= Task brief =
Reproduce all of the material exactly as shown.

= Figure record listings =

▬▬▬

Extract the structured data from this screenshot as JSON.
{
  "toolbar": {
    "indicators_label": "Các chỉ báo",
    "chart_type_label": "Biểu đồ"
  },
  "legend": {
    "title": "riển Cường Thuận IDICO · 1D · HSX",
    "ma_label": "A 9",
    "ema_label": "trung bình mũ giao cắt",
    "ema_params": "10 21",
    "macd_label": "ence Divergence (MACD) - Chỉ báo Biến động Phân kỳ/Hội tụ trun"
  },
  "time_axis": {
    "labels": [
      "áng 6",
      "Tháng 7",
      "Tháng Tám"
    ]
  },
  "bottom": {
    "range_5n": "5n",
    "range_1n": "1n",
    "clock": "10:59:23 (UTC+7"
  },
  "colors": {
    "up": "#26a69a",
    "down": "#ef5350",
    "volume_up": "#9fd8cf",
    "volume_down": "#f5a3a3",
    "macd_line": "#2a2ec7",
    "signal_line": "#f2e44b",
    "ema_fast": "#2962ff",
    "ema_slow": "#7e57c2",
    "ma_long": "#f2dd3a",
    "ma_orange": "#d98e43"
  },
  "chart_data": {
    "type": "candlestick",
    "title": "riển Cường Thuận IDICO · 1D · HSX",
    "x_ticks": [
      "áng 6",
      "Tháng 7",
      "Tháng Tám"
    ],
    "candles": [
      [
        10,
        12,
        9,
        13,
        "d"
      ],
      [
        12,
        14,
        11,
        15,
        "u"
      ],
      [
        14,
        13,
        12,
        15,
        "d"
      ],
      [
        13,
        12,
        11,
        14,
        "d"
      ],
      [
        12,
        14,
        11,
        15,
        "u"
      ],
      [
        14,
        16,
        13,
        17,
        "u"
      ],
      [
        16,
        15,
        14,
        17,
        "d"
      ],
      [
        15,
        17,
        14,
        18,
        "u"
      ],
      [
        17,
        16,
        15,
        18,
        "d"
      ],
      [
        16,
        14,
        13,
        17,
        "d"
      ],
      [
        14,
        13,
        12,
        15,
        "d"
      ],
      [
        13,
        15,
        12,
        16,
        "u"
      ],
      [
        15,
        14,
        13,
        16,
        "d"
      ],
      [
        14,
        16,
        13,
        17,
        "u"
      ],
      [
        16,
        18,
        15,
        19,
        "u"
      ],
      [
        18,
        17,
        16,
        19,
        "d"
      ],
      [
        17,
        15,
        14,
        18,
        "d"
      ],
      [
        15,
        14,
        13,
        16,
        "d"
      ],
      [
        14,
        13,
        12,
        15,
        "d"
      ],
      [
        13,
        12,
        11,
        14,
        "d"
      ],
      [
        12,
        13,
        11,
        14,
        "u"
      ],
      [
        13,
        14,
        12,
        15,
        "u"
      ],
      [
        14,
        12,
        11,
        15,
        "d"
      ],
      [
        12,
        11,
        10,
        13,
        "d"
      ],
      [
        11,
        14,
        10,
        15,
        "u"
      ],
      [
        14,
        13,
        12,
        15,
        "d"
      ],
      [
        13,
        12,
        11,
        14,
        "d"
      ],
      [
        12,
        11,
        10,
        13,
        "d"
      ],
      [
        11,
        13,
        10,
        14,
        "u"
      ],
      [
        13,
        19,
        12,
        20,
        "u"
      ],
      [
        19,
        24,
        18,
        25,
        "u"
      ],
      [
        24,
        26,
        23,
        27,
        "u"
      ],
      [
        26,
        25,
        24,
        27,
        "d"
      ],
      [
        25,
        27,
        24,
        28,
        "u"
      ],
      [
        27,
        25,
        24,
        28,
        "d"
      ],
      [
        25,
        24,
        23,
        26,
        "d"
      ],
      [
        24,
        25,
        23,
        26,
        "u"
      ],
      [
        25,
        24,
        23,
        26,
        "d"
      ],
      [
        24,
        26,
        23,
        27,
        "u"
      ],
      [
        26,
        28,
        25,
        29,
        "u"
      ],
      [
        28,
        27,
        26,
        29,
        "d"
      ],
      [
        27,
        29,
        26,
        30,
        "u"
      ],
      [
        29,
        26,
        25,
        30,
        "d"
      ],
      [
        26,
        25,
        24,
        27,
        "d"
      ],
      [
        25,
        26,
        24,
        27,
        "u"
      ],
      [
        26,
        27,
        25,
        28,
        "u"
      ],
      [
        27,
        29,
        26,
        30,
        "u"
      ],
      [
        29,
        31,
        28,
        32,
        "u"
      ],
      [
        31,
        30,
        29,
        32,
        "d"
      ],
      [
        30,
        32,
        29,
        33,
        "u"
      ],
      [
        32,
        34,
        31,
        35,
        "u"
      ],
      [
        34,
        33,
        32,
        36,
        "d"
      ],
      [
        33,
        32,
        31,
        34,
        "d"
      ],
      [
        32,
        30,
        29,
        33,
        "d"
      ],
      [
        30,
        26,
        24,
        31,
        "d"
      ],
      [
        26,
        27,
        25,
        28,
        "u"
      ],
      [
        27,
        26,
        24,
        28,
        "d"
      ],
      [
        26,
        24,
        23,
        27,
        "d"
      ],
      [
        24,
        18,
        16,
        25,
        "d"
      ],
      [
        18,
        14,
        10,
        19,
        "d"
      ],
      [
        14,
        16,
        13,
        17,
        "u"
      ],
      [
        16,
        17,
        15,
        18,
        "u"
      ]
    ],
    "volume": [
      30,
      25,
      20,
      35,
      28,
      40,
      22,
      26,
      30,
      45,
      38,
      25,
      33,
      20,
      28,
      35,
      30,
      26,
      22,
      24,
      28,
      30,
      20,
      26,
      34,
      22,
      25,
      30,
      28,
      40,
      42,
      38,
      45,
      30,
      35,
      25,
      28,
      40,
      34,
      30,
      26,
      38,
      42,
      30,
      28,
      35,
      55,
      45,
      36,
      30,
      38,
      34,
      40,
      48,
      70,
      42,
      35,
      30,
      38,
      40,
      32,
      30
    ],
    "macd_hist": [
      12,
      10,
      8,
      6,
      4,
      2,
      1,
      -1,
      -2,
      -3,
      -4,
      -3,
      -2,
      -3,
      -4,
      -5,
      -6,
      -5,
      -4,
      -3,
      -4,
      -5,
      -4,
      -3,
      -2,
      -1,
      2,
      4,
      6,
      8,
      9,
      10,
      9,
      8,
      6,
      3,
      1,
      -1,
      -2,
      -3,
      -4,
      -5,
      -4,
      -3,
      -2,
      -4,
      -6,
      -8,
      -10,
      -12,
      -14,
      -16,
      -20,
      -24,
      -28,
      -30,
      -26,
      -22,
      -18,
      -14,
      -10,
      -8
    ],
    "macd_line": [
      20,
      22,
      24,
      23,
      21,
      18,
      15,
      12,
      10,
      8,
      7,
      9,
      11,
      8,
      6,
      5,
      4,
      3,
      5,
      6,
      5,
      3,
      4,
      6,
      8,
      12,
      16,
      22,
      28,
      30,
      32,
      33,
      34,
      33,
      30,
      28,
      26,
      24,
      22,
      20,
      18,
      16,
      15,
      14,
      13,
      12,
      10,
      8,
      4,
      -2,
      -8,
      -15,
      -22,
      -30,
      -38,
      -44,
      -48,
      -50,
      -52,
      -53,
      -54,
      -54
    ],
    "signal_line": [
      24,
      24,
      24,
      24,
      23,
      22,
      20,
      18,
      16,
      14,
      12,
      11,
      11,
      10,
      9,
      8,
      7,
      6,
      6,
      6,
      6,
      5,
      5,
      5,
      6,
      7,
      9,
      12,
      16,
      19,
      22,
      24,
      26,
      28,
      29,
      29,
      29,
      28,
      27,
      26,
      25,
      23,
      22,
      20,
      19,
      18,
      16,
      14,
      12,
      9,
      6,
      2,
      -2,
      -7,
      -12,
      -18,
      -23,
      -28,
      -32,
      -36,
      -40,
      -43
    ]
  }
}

▬▬▬

= Exercise output =
Extract the structured data from this screenshot as JSON.
{
  "toolbar": {
    "indicators_label": "Các chỉ báo",
    "chart_type_label": "Biểu đồ"
  },
  "legend": {
    "title": "riển Cường Thuận IDICO · 1D · HSX",
    "ma_label": "A 9",
    "ema_label": "trung bình mũ giao cắt",
    "ema_params": "10 21",
    "macd_label": "ence Divergence (MACD) - Chỉ báo Biến động Phân kỳ/Hội tụ trun"
  },
  "time_axis": {
    "labels": [
      "áng 6",
      "Tháng 7",
      "Tháng Tám"
    ]
  },
  "bottom": {
    "range_5n": "5n",
    "range_1n": "1n",
    "clock": "10:59:23 (UTC+7"
  },
  "colors": {
    "up": "#26a69a",
    "down": "#ef5350",
    "volume_up": "#9fd8cf",
    "volume_down": "#f5a3a3",
    "macd_line": "#2a2ec7",
    "signal_line": "#f2e44b",
    "ema_fast": "#2962ff",
    "ema_slow": "#7e57c2",
    "ma_long": "#f2dd3a",
    "ma_orange": "#d98e43"
  },
  "chart_data": {
    "type": "candlestick",
    "title": "riển Cường Thuận IDICO · 1D · HSX",
    "x_ticks": [
      "áng 6",
      "Tháng 7",
      "Tháng Tám"
    ],
    "candles": [
      [
        10,
        12,
        9,
        13,
        "d"
      ],
      [
        12,
        14,
        11,
        15,
        "u"
      ],
      [
        14,
        13,
        12,
        15,
        "d"
      ],
      [
        13,
        12,
        11,
        14,
        "d"
      ],
      [
        12,
        14,
        11,
        15,
        "u"
      ],
      [
        14,
        16,
        13,
        17,
        "u"
      ],
      [
        16,
        15,
        14,
        17,
        "d"
      ],
      [
        15,
        17,
        14,
        18,
        "u"
      ],
      [
        17,
        16,
        15,
        18,
        "d"
      ],
      [
        16,
        14,
        13,
        17,
        "d"
      ],
      [
        14,
        13,
        12,
        15,
        "d"
      ],
      [
        13,
        15,
        12,
        16,
        "u"
      ],
      [
        15,
        14,
        13,
        16,
        "d"
      ],
      [
        14,
        16,
        13,
        17,
        "u"
      ],
      [
        16,
        18,
        15,
        19,
        "u"
      ],
      [
        18,
        17,
        16,
        19,
        "d"
      ],
      [
        17,
        15,
        14,
        18,
        "d"
      ],
      [
        15,
        14,
        13,
        16,
        "d"
      ],
      [
        14,
        13,
        12,
        15,
        "d"
      ],
      [
        13,
        12,
        11,
        14,
        "d"
      ],
      [
        12,
        13,
        11,
        14,
        "u"
      ],
      [
        13,
        14,
        12,
        15,
        "u"
      ],
      [
        14,
        12,
        11,
        15,
        "d"
      ],
      [
        12,
        11,
        10,
        13,
        "d"
      ],
      [
        11,
        14,
        10,
        15,
        "u"
      ],
      [
        14,
        13,
        12,
        15,
        "d"
      ],
      [
        13,
        12,
        11,
        14,
        "d"
      ],
      [
        12,
        11,
        10,
        13,
        "d"
      ],
      [
        11,
        13,
        10,
        14,
        "u"
      ],
      [
        13,
        19,
        12,
        20,
        "u"
      ],
      [
        19,
        24,
        18,
        25,
        "u"
      ],
      [
        24,
        26,
        23,
        27,
        "u"
      ],
      [
        26,
        25,
        24,
        27,
        "d"
      ],
      [
        25,
        27,
        24,
        28,
        "u"
      ],
      [
        27,
        25,
        24,
        28,
        "d"
      ],
      [
        25,
        24,
        23,
        26,
        "d"
      ],
      [
        24,
        25,
        23,
        26,
        "u"
      ],
      [
        25,
        24,
        23,
        26,
        "d"
      ],
      [
        24,
        26,
        23,
        27,
        "u"
      ],
      [
        26,
        28,
        25,
        29,
        "u"
      ],
      [
        28,
        27,
        26,
        29,
        "d"
      ],
      [
        27,
        29,
        26,
        30,
        "u"
      ],
      [
        29,
        26,
        25,
        30,
        "d"
      ],
      [
        26,
        25,
        24,
        27,
        "d"
      ],
      [
        25,
        26,
        24,
        27,
        "u"
      ],
      [
        26,
        27,
        25,
        28,
        "u"
      ],
      [
        27,
        29,
        26,
        30,
        "u"
      ],
      [
        29,
        31,
        28,
        32,
        "u"
      ],
      [
        31,
        30,
        29,
        32,
        "d"
      ],
      [
        30,
        32,
        29,
        33,
        "u"
      ],
      [
        32,
        34,
        31,
        35,
        "u"
      ],
      [
        34,
        33,
        32,
        36,
        "d"
      ],
      [
        33,
        32,
        31,
        34,
        "d"
      ],
      [
        32,
        30,
        29,
        33,
        "d"
      ],
      [
        30,
        26,
        24,
        31,
        "d"
      ],
      [
        26,
        27,
        25,
        28,
        "u"
      ],
      [
        27,
        26,
        24,
        28,
        "d"
      ],
      [
        26,
        24,
        23,
        27,
        "d"
      ],
      [
        24,
        18,
        16,
        25,
        "d"
      ],
      [
        18,
        14,
        10,
        19,
        "d"
      ],
      [
        14,
        16,
        13,
        17,
        "u"
      ],
      [
        16,
        17,
        15,
        18,
        "u"
      ]
    ],
    "volume": [
      30,
      25,
      20,
      35,
      28,
      40,
      22,
      26,
      30,
      45,
      38,
      25,
      33,
      20,
      28,
      35,
      30,
      26,
      22,
      24,
      28,
      30,
      20,
      26,
      34,
      22,
      25,
      30,
      28,
      40,
      42,
      38,
      45,
      30,
      35,
      25,
      28,
      40,
      34,
      30,
      26,
      38,
      42,
      30,
      28,
      35,
      55,
      45,
      36,
      30,
      38,
      34,
      40,
      48,
      70,
      42,
      35,
      30,
      38,
      40,
      32,
      30
    ],
    "macd_hist": [
      12,
      10,
      8,
      6,
      4,
      2,
      1,
      -1,
      -2,
      -3,
      -4,
      -3,
      -2,
      -3,
      -4,
      -5,
      -6,
      -5,
      -4,
      -3,
      -4,
      -5,
      -4,
      -3,
      -2,
      -1,
      2,
      4,
      6,
      8,
      9,
      10,
      9,
      8,
      6,
      3,
      1,
      -1,
      -2,
      -3,
      -4,
      -5,
      -4,
      -3,
      -2,
      -4,
      -6,
      -8,
      -10,
      -12,
      -14,
      -16,
      -20,
      -24,
      -28,
      -30,
      -26,
      -22,
      -18,
      -14,
      -10,
      -8
    ],
    "macd_line": [
      20,
      22,
      24,
      23,
      21,
      18,
      15,
      12,
      10,
      8,
      7,
      9,
      11,
      8,
      6,
      5,
      4,
      3,
      5,
      6,
      5,
      3,
      4,
      6,
      8,
      12,
      16,
      22,
      28,
      30,
      32,
      33,
      34,
      33,
      30,
      28,
      26,
      24,
      22,
      20,
      18,
      16,
      15,
      14,
      13,
      12,
      10,
      8,
      4,
      -2,
      -8,
      -15,
      -22,
      -30,
      -38,
      -44,
      -48,
      -50,
      -52,
      -53,
      -54,
      -54
    ],
    "signal_line": [
      24,
      24,
      24,
      24,
      23,
      22,
      20,
      18,
      16,
      14,
      12,
      11,
      11,
      10,
      9,
      8,
      7,
      6,
      6,
      6,
      6,
      5,
      5,
      5,
      6,
      7,
      9,
      12,
      16,
      19,
      22,
      24,
      26,
      28,
      29,
      29,
      29,
      28,
      27,
      26,
      25,
      23,
      22,
      20,
      19,
      18,
      16,
      14,
      12,
      9,
      6,
      2,
      -2,
      -7,
      -12,
      -18,
      -23,
      -28,
      -32,
      -36,
      -40,
      -43
    ]
  }
}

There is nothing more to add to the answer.